> Exercise tasks:
a - Please rewrite the paragraph of the Lightning Network transcript that begins "You can even as an in between" in two or three shorter sentences, keeping its main facts.
b - Answer these short questions from the Lightning Network transcript, one per line:
(i) Which two advantages of the Lightning Network environment does the paragraph starting "So you can do it" name?
(ii) Which two names are given for services that host Lightning nodes?
(iii) In the arrangement Blockstream describes, what must you do before a channel is closed and a new one opened?
c - Extend the Lightning Network transcript with a few more sentences, picking up after its final sentence.

> Selected passage:
BTC Sessions (00:40:50):
Effectively, you’ve got a channel between you and that wallet provider, and then their node has tons of liquidity going to and fro. So you’re really well-connected via a proxy through them. You’ve got all of the liquidity that they do, and they just open up channels with you and you just front those costs.
BTC Sessions (00:41:10):
So you can do it. You don’t have the fine tuning if you wanted to set up your own liquidity and take those fees and so on and so forth, but you’re still using it in a noncustodial way. You’re still able to get all of the advantages of the low fee instant settlement environment of the Lightning Network and that’s just fine.
BTC Sessions (00:41:33):
You can even as an in between if you didn’t want to, and this is some of the stuff that’s coming down the pipeline, if you still wanted to host your own node for some of the abilities and features that that gives to you, you’re starting to see hosted Lightning nodes, where you can have a service that hosts a Lightning node for you. Voltage cloud comes to mind. Blockstream is starting to do that. They started to dabble in that space.
BTC Sessions (00:41:58):
So there’s going to be service providers where, yeah, you basically have a cloud-based Lightning node where you have final say in everything. You have the keys to the money, the liquidity allocated to it, but whenever Blockstream, when they talk about it, they would on their end be looking at liquidity and best actions for opening and closing channels, and then you would get a recommendation, and then you would have to approve that with your keys and say, “Yes, I approve closing this channel and opening a new one. That’s fine by me.”

> Supplied material:
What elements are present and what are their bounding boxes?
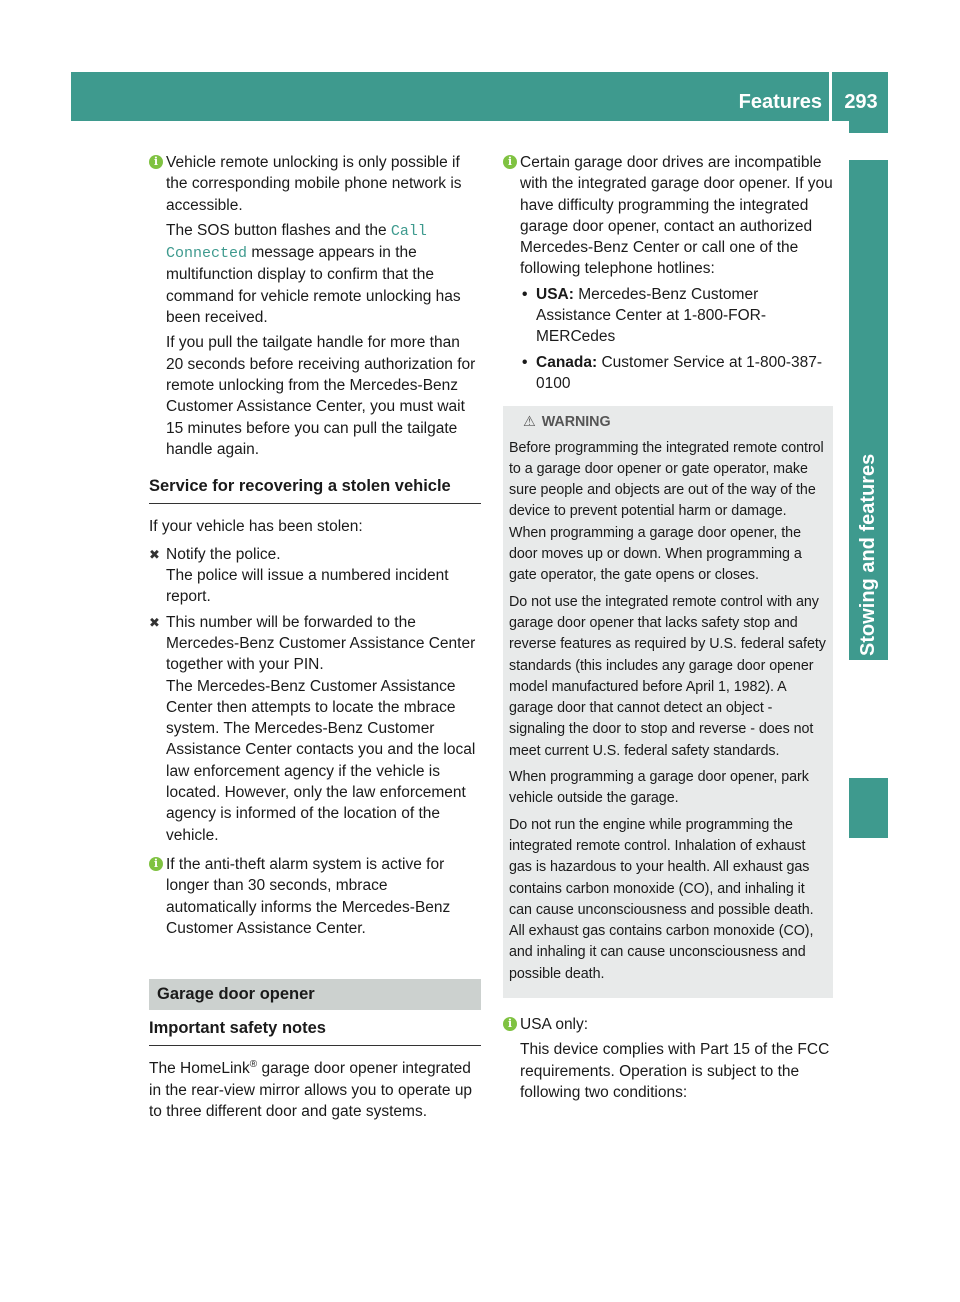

> Response list:
a - As a middle option, people who still want the abilities and features of their own node can use hosted Lightning nodes, where a service runs the node for them. Voltage cloud is one example. Blockstream has also started to dabble in that space.

b -
(i) Low fees and instant settlement.
(ii) Voltage cloud and Blockstream.
(iii) Approve it with your keys.

c -
BTC Sessions (00:42:34):
So there’s going to be in betweens. There’s going to be people that say, “No. Just hands off. Maybe I’ll just use a noncustodial phone wallet,” or a custodial phone wallet if you so choose. There’s going to be different levels to it, and there’s going to be people that run full nodes and establish liquidity. Yeah. It’s beautiful.
Preston Pysh (00:42:53):
I just look if I’m trying to demo it to a friend, I’ll just be like, “Hey, take out your phone, download Blue Wallet,” and they do it. It immediately hits their phone. I’ll say, “Okay. See this right here. Name what you want your wallet to be called and then click Lightning and then create,” and it creates. I said, “Okay. Well, type in 1,000 sats invoice, create the invoice,” and then I reach over with my phone and I scan the little QR code that’s there, and I push send and they’d get it, and it happened in a minute. I was like, “Okay. Now you got Bitcoin on your phone. There you go. You’re up and running,” right?
BTC Sessions (00:43:32):
Let’s up that ante, though, because you know what’s coming down the pipeline is there’s a new spec called Bull 12. What this is going to do is instead of saying, “Okay. Create an invoice so that I can scan it and send you money,” there’s some extra steps in there. You say, “What’s your Lightning address?”
BTC Sessions (00:43:51):
You say, “Oh, it’s preston@investorspodcast.com.”
BTC Sessions (00:43:58):
They’re like, “Okay. Right.”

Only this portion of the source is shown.